#### Records ####
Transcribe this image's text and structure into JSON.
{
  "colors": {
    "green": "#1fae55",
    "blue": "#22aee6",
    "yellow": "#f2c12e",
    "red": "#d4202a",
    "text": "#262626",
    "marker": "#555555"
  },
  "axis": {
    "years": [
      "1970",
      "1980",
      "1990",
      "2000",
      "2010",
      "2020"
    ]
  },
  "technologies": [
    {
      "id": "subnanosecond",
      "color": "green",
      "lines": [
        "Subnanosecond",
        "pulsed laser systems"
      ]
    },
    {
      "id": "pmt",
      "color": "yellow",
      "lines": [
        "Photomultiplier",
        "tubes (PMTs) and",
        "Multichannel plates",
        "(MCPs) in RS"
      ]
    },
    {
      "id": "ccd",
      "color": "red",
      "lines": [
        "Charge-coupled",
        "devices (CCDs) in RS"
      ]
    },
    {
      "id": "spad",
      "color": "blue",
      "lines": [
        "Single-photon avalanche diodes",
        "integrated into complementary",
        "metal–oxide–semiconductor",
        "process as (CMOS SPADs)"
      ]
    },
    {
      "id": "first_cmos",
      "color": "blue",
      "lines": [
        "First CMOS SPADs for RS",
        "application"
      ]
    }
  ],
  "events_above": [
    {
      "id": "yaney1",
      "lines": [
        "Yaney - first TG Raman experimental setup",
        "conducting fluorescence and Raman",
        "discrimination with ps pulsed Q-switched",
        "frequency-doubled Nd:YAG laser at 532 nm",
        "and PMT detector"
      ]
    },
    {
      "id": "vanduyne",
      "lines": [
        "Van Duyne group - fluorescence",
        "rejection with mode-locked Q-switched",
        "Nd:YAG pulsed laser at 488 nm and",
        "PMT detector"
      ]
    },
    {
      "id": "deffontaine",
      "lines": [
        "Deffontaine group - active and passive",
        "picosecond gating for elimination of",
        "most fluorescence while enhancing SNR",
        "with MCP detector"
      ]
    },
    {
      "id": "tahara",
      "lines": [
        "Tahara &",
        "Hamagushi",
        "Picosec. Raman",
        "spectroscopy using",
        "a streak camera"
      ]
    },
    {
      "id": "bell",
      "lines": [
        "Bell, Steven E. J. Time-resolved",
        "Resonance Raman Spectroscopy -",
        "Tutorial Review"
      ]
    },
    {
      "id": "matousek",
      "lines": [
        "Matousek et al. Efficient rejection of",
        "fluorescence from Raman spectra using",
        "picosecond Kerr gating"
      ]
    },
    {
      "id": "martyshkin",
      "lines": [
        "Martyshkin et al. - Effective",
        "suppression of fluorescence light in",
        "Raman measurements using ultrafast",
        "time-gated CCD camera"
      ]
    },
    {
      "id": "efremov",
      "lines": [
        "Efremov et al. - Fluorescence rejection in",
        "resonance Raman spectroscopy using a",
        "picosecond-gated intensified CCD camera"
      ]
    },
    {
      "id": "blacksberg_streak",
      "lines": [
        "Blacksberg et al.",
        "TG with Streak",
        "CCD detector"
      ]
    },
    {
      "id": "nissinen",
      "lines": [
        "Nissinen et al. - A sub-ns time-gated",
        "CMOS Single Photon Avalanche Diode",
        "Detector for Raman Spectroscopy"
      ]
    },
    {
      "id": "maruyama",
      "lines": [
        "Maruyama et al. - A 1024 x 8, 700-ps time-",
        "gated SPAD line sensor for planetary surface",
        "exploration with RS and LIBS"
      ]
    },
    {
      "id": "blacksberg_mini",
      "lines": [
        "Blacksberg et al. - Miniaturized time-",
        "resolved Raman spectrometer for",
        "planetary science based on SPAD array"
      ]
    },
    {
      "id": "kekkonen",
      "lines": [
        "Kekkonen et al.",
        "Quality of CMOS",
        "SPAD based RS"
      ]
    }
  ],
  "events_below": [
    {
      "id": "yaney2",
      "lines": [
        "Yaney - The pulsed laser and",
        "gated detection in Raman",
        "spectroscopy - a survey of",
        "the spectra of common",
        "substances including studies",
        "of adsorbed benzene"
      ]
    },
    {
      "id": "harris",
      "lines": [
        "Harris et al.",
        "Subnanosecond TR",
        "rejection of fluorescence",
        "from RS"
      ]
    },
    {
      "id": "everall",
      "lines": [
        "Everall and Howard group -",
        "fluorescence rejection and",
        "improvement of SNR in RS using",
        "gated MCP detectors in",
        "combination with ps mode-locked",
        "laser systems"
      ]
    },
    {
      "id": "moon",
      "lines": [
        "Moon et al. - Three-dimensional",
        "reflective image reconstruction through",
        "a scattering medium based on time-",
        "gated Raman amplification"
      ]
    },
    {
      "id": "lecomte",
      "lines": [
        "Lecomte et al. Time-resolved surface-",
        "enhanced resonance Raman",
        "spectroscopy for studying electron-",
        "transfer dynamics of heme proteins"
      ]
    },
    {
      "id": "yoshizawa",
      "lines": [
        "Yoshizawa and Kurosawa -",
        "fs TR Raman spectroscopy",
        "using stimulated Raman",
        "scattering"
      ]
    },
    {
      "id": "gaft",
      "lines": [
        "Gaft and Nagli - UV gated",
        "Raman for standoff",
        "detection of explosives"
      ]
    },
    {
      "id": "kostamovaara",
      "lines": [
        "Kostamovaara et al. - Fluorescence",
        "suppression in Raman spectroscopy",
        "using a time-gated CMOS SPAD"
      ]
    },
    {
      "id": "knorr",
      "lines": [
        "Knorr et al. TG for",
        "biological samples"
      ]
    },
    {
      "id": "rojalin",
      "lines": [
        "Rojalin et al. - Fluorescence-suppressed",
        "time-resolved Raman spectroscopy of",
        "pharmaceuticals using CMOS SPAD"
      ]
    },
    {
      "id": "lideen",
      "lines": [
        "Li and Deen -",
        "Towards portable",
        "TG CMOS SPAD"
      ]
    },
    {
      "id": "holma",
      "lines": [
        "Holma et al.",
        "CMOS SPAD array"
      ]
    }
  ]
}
####
> **Required action**
Set down all of the data above again, exactly.

> **Worked solution**
Transcribe this image's text and structure into JSON.
{
  "colors": {
    "green": "#1fae55",
    "blue": "#22aee6",
    "yellow": "#f2c12e",
    "red": "#d4202a",
    "text": "#262626",
    "marker": "#555555"
  },
  "axis": {
    "years": [
      "1970",
      "1980",
      "1990",
      "2000",
      "2010",
      "2020"
    ]
  },
  "technologies": [
    {
      "id": "subnanosecond",
      "color": "green",
      "lines": [
        "Subnanosecond",
        "pulsed laser systems"
      ]
    },
    {
      "id": "pmt",
      "color": "yellow",
      "lines": [
        "Photomultiplier",
        "tubes (PMTs) and",
        "Multichannel plates",
        "(MCPs) in RS"
      ]
    },
    {
      "id": "ccd",
      "color": "red",
      "lines": [
        "Charge-coupled",
        "devices (CCDs) in RS"
      ]
    },
    {
      "id": "spad",
      "color": "blue",
      "lines": [
        "Single-photon avalanche diodes",
        "integrated into complementary",
        "metal–oxide–semiconductor",
        "process as (CMOS SPADs)"
      ]
    },
    {
      "id": "first_cmos",
      "color": "blue",
      "lines": [
        "First CMOS SPADs for RS",
        "application"
      ]
    }
  ],
  "events_above": [
    {
      "id": "yaney1",
      "lines": [
        "Yaney - first TG Raman experimental setup",
        "conducting fluorescence and Raman",
        "discrimination with ps pulsed Q-switched",
        "frequency-doubled Nd:YAG laser at 532 nm",
        "and PMT detector"
      ]
    },
    {
      "id": "vanduyne",
      "lines": [
        "Van Duyne group - fluorescence",
        "rejection with mode-locked Q-switched",
        "Nd:YAG pulsed laser at 488 nm and",
        "PMT detector"
      ]
    },
    {
      "id": "deffontaine",
      "lines": [
        "Deffontaine group - active and passive",
        "picosecond gating for elimination of",
        "most fluorescence while enhancing SNR",
        "with MCP detector"
      ]
    },
    {
      "id": "tahara",
      "lines": [
        "Tahara &",
        "Hamagushi",
        "Picosec. Raman",
        "spectroscopy using",
        "a streak camera"
      ]
    },
    {
      "id": "bell",
      "lines": [
        "Bell, Steven E. J. Time-resolved",
        "Resonance Raman Spectroscopy -",
        "Tutorial Review"
      ]
    },
    {
      "id": "matousek",
      "lines": [
        "Matousek et al. Efficient rejection of",
        "fluorescence from Raman spectra using",
        "picosecond Kerr gating"
      ]
    },
    {
      "id": "martyshkin",
      "lines": [
        "Martyshkin et al. - Effective",
        "suppression of fluorescence light in",
        "Raman measurements using ultrafast",
        "time-gated CCD camera"
      ]
    },
    {
      "id": "efremov",
      "lines": [
        "Efremov et al. - Fluorescence rejection in",
        "resonance Raman spectroscopy using a",
        "picosecond-gated intensified CCD camera"
      ]
    },
    {
      "id": "blacksberg_streak",
      "lines": [
        "Blacksberg et al.",
        "TG with Streak",
        "CCD detector"
      ]
    },
    {
      "id": "nissinen",
      "lines": [
        "Nissinen et al. - A sub-ns time-gated",
        "CMOS Single Photon Avalanche Diode",
        "Detector for Raman Spectroscopy"
      ]
    },
    {
      "id": "maruyama",
      "lines": [
        "Maruyama et al. - A 1024 x 8, 700-ps time-",
        "gated SPAD line sensor for planetary surface",
        "exploration with RS and LIBS"
      ]
    },
    {
      "id": "blacksberg_mini",
      "lines": [
        "Blacksberg et al. - Miniaturized time-",
        "resolved Raman spectrometer for",
        "planetary science based on SPAD array"
      ]
    },
    {
      "id": "kekkonen",
      "lines": [
        "Kekkonen et al.",
        "Quality of CMOS",
        "SPAD based RS"
      ]
    }
  ],
  "events_below": [
    {
      "id": "yaney2",
      "lines": [
        "Yaney - The pulsed laser and",
        "gated detection in Raman",
        "spectroscopy - a survey of",
        "the spectra of common",
        "substances including studies",
        "of adsorbed benzene"
      ]
    },
    {
      "id": "harris",
      "lines": [
        "Harris et al.",
        "Subnanosecond TR",
        "rejection of fluorescence",
        "from RS"
      ]
    },
    {
      "id": "everall",
      "lines": [
        "Everall and Howard group -",
        "fluorescence rejection and",
        "improvement of SNR in RS using",
        "gated MCP detectors in",
        "combination with ps mode-locked",
        "laser systems"
      ]
    },
    {
      "id": "moon",
      "lines": [
        "Moon et al. - Three-dimensional",
        "reflective image reconstruction through",
        "a scattering medium based on time-",
        "gated Raman amplification"
      ]
    },
    {
      "id": "lecomte",
      "lines": [
        "Lecomte et al. Time-resolved surface-",
        "enhanced resonance Raman",
        "spectroscopy for studying electron-",
        "transfer dynamics of heme proteins"
      ]
    },
    {
      "id": "yoshizawa",
      "lines": [
        "Yoshizawa and Kurosawa -",
        "fs TR Raman spectroscopy",
        "using stimulated Raman",
        "scattering"
      ]
    },
    {
      "id": "gaft",
      "lines": [
        "Gaft and Nagli - UV gated",
        "Raman for standoff",
        "detection of explosives"
      ]
    },
    {
      "id": "kostamovaara",
      "lines": [
        "Kostamovaara et al. - Fluorescence",
        "suppression in Raman spectroscopy",
        "using a time-gated CMOS SPAD"
      ]
    },
    {
      "id": "knorr",
      "lines": [
        "Knorr et al. TG for",
        "biological samples"
      ]
    },
    {
      "id": "rojalin",
      "lines": [
        "Rojalin et al. - Fluorescence-suppressed",
        "time-resolved Raman spectroscopy of",
        "pharmaceuticals using CMOS SPAD"
      ]
    },
    {
      "id": "lideen",
      "lines": [
        "Li and Deen -",
        "Towards portable",
        "TG CMOS SPAD"
      ]
    },
    {
      "id": "holma",
      "lines": [
        "Holma et al.",
        "CMOS SPAD array"
      ]
    }
  ]
}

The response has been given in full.